[Figure record listings]
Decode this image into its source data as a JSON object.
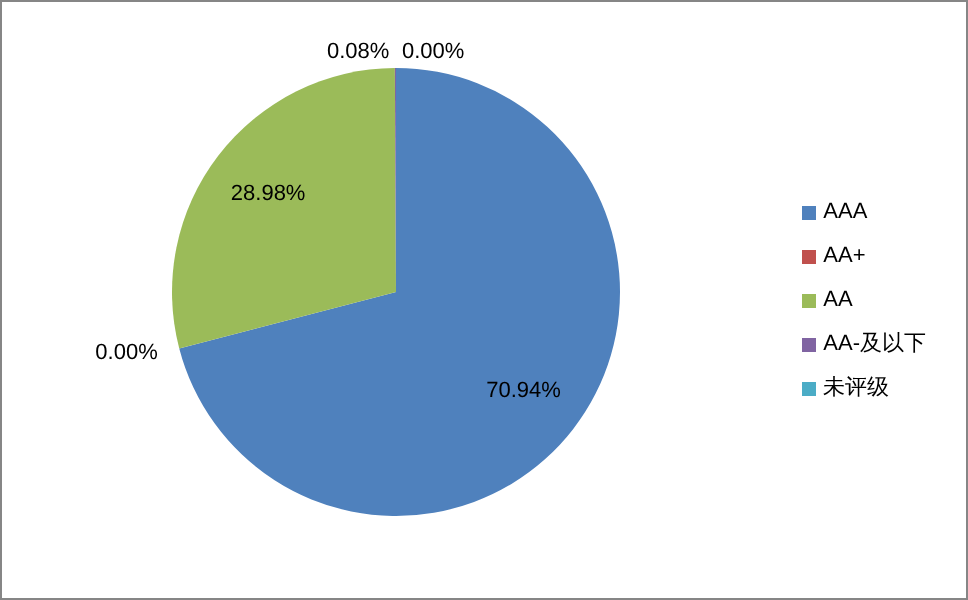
{
  "chart_data": {
    "type": "pie",
    "categories": [
      "AAA",
      "AA+",
      "AA",
      "AA-及以下",
      "未评级"
    ],
    "values": [
      70.94,
      0.0,
      28.98,
      0.08,
      0.0
    ],
    "value_labels": [
      "70.94%",
      "0.00%",
      "28.98%",
      "0.08%",
      "0.00%"
    ],
    "colors": [
      "#4f81bd",
      "#c0504d",
      "#9bbb59",
      "#8064a2",
      "#4bacc6"
    ],
    "legend": "right"
  }
}
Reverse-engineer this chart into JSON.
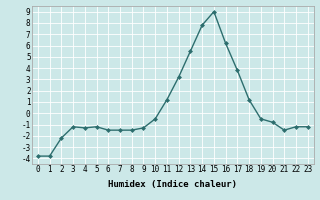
{
  "x": [
    0,
    1,
    2,
    3,
    4,
    5,
    6,
    7,
    8,
    9,
    10,
    11,
    12,
    13,
    14,
    15,
    16,
    17,
    18,
    19,
    20,
    21,
    22,
    23
  ],
  "y": [
    -3.8,
    -3.8,
    -2.2,
    -1.2,
    -1.3,
    -1.2,
    -1.5,
    -1.5,
    -1.5,
    -1.3,
    -0.5,
    1.2,
    3.2,
    5.5,
    7.8,
    9.0,
    6.2,
    3.8,
    1.2,
    -0.5,
    -0.8,
    -1.5,
    -1.2,
    -1.2
  ],
  "line_color": "#2d6e6e",
  "marker": "D",
  "marker_size": 2.0,
  "bg_color": "#cce8e8",
  "grid_color": "#ffffff",
  "xlabel": "Humidex (Indice chaleur)",
  "xlabel_fontsize": 6.5,
  "tick_fontsize": 5.5,
  "ylim": [
    -4.5,
    9.5
  ],
  "xlim": [
    -0.5,
    23.5
  ],
  "yticks": [
    -4,
    -3,
    -2,
    -1,
    0,
    1,
    2,
    3,
    4,
    5,
    6,
    7,
    8,
    9
  ],
  "xticks": [
    0,
    1,
    2,
    3,
    4,
    5,
    6,
    7,
    8,
    9,
    10,
    11,
    12,
    13,
    14,
    15,
    16,
    17,
    18,
    19,
    20,
    21,
    22,
    23
  ],
  "line_width": 1.0,
  "spine_color": "#aaaaaa"
}
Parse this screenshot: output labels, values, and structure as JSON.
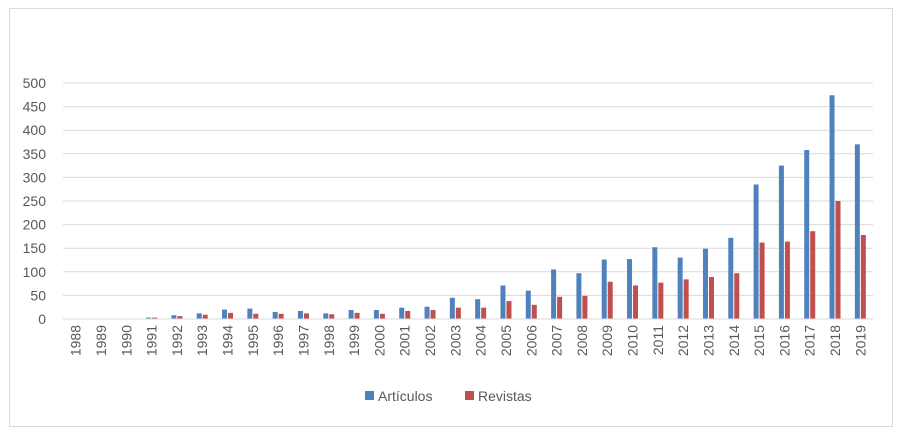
{
  "chart_data": {
    "type": "bar",
    "categories": [
      "1988",
      "1989",
      "1990",
      "1991",
      "1992",
      "1993",
      "1994",
      "1995",
      "1996",
      "1997",
      "1998",
      "1999",
      "2000",
      "2001",
      "2002",
      "2003",
      "2004",
      "2005",
      "2006",
      "2007",
      "2008",
      "2009",
      "2010",
      "2011",
      "2012",
      "2013",
      "2014",
      "2015",
      "2016",
      "2017",
      "2018",
      "2019"
    ],
    "series": [
      {
        "name": "Artículos",
        "color": "#4f81bd",
        "values": [
          0,
          0,
          0,
          3,
          8,
          12,
          20,
          22,
          15,
          17,
          12,
          19,
          19,
          24,
          26,
          45,
          42,
          71,
          60,
          105,
          97,
          126,
          127,
          152,
          130,
          149,
          172,
          285,
          325,
          358,
          474,
          370
        ]
      },
      {
        "name": "Revistas",
        "color": "#c0504d",
        "values": [
          0,
          0,
          0,
          3,
          6,
          9,
          13,
          11,
          11,
          12,
          10,
          13,
          11,
          17,
          19,
          24,
          24,
          38,
          30,
          47,
          49,
          79,
          71,
          77,
          84,
          89,
          97,
          162,
          164,
          186,
          250,
          178
        ]
      }
    ],
    "ylim": [
      0,
      500
    ],
    "yticks": [
      0,
      50,
      100,
      150,
      200,
      250,
      300,
      350,
      400,
      450,
      500
    ],
    "grid": true,
    "legend": "bottom"
  }
}
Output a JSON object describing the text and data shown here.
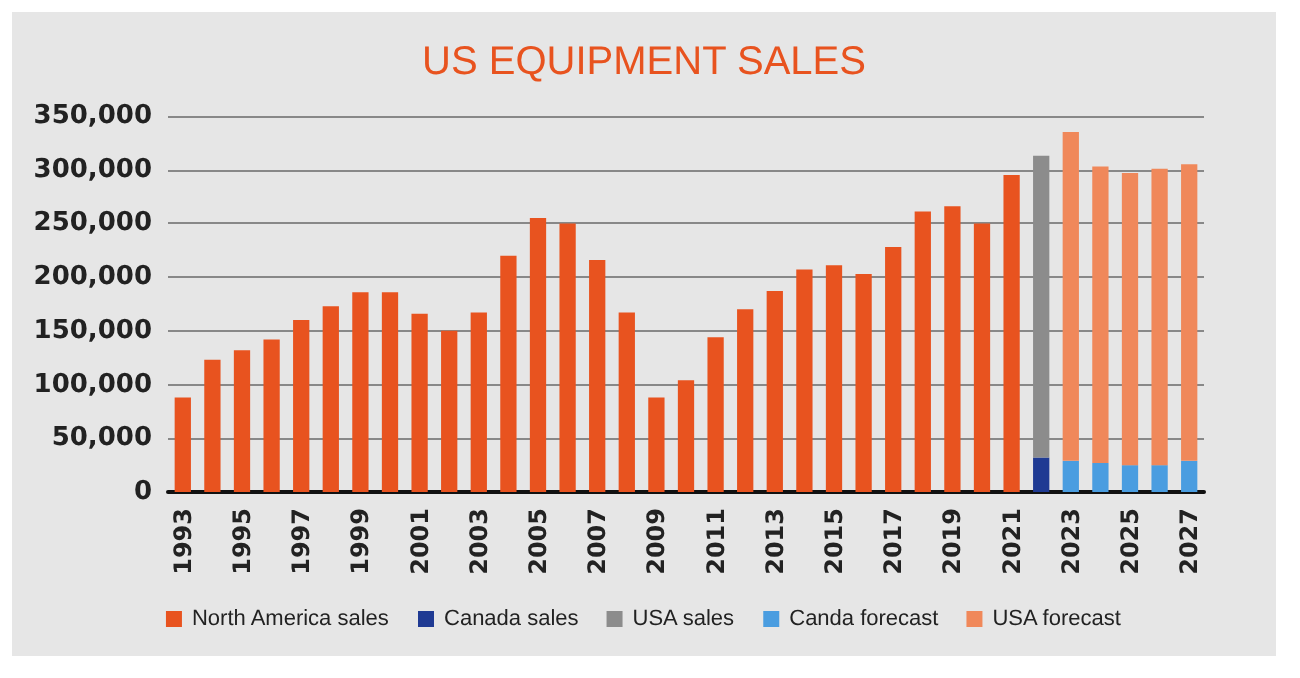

(What needs to be done): Reproduce all of the material above word for word. Omit the pictures.

(Solution to this problem):
Decode this image into its source data as a JSON object.
{
  "chart_data": {
    "type": "pie",
    "categories": [
      "AAA",
      "AA+",
      "AA",
      "AA-及以下",
      "未评级"
    ],
    "values": [
      70.94,
      0.0,
      28.98,
      0.08,
      0.0
    ],
    "value_labels": [
      "70.94%",
      "0.00%",
      "28.98%",
      "0.08%",
      "0.00%"
    ],
    "colors": [
      "#4f81bd",
      "#c0504d",
      "#9bbb59",
      "#8064a2",
      "#4bacc6"
    ],
    "legend": "right"
  }
}
Reverse-engineer this chart into JSON.
{
  "x": [
    0,
    1,
    2,
    3,
    4,
    5,
    6,
    7,
    8,
    9,
    10,
    11,
    12,
    13,
    14,
    15,
    16,
    17,
    18,
    19,
    20,
    21,
    22,
    23
  ],
  "y": [
    -3.8,
    -3.8,
    -2.2,
    -1.2,
    -1.3,
    -1.2,
    -1.5,
    -1.5,
    -1.5,
    -1.3,
    -0.5,
    1.2,
    3.2,
    5.5,
    7.8,
    9.0,
    6.2,
    3.8,
    1.2,
    -0.5,
    -0.8,
    -1.5,
    -1.2,
    -1.2
  ],
  "line_color": "#2d6e6e",
  "marker": "D",
  "marker_size": 2.0,
  "bg_color": "#cce8e8",
  "grid_color": "#ffffff",
  "xlabel": "Humidex (Indice chaleur)",
  "xlabel_fontsize": 6.5,
  "tick_fontsize": 5.5,
  "ylim": [
    -4.5,
    9.5
  ],
  "xlim": [
    -0.5,
    23.5
  ],
  "yticks": [
    -4,
    -3,
    -2,
    -1,
    0,
    1,
    2,
    3,
    4,
    5,
    6,
    7,
    8,
    9
  ],
  "xticks": [
    0,
    1,
    2,
    3,
    4,
    5,
    6,
    7,
    8,
    9,
    10,
    11,
    12,
    13,
    14,
    15,
    16,
    17,
    18,
    19,
    20,
    21,
    22,
    23
  ],
  "line_width": 1.0,
  "spine_color": "#aaaaaa"
}
Parse this screenshot: output labels, values, and structure as JSON.
{
  "chart_data": {
    "type": "bar",
    "categories": [
      "1988",
      "1989",
      "1990",
      "1991",
      "1992",
      "1993",
      "1994",
      "1995",
      "1996",
      "1997",
      "1998",
      "1999",
      "2000",
      "2001",
      "2002",
      "2003",
      "2004",
      "2005",
      "2006",
      "2007",
      "2008",
      "2009",
      "2010",
      "2011",
      "2012",
      "2013",
      "2014",
      "2015",
      "2016",
      "2017",
      "2018",
      "2019"
    ],
    "series": [
      {
        "name": "Artículos",
        "color": "#4f81bd",
        "values": [
          0,
          0,
          0,
          3,
          8,
          12,
          20,
          22,
          15,
          17,
          12,
          19,
          19,
          24,
          26,
          45,
          42,
          71,
          60,
          105,
          97,
          126,
          127,
          152,
          130,
          149,
          172,
          285,
          325,
          358,
          474,
          370
        ]
      },
      {
        "name": "Revistas",
        "color": "#c0504d",
        "values": [
          0,
          0,
          0,
          3,
          6,
          9,
          13,
          11,
          11,
          12,
          10,
          13,
          11,
          17,
          19,
          24,
          24,
          38,
          30,
          47,
          49,
          79,
          71,
          77,
          84,
          89,
          97,
          162,
          164,
          186,
          250,
          178
        ]
      }
    ],
    "ylim": [
      0,
      500
    ],
    "yticks": [
      0,
      50,
      100,
      150,
      200,
      250,
      300,
      350,
      400,
      450,
      500
    ],
    "grid": true,
    "legend": "bottom"
  }
}
Output a JSON object describing the text and data shown here.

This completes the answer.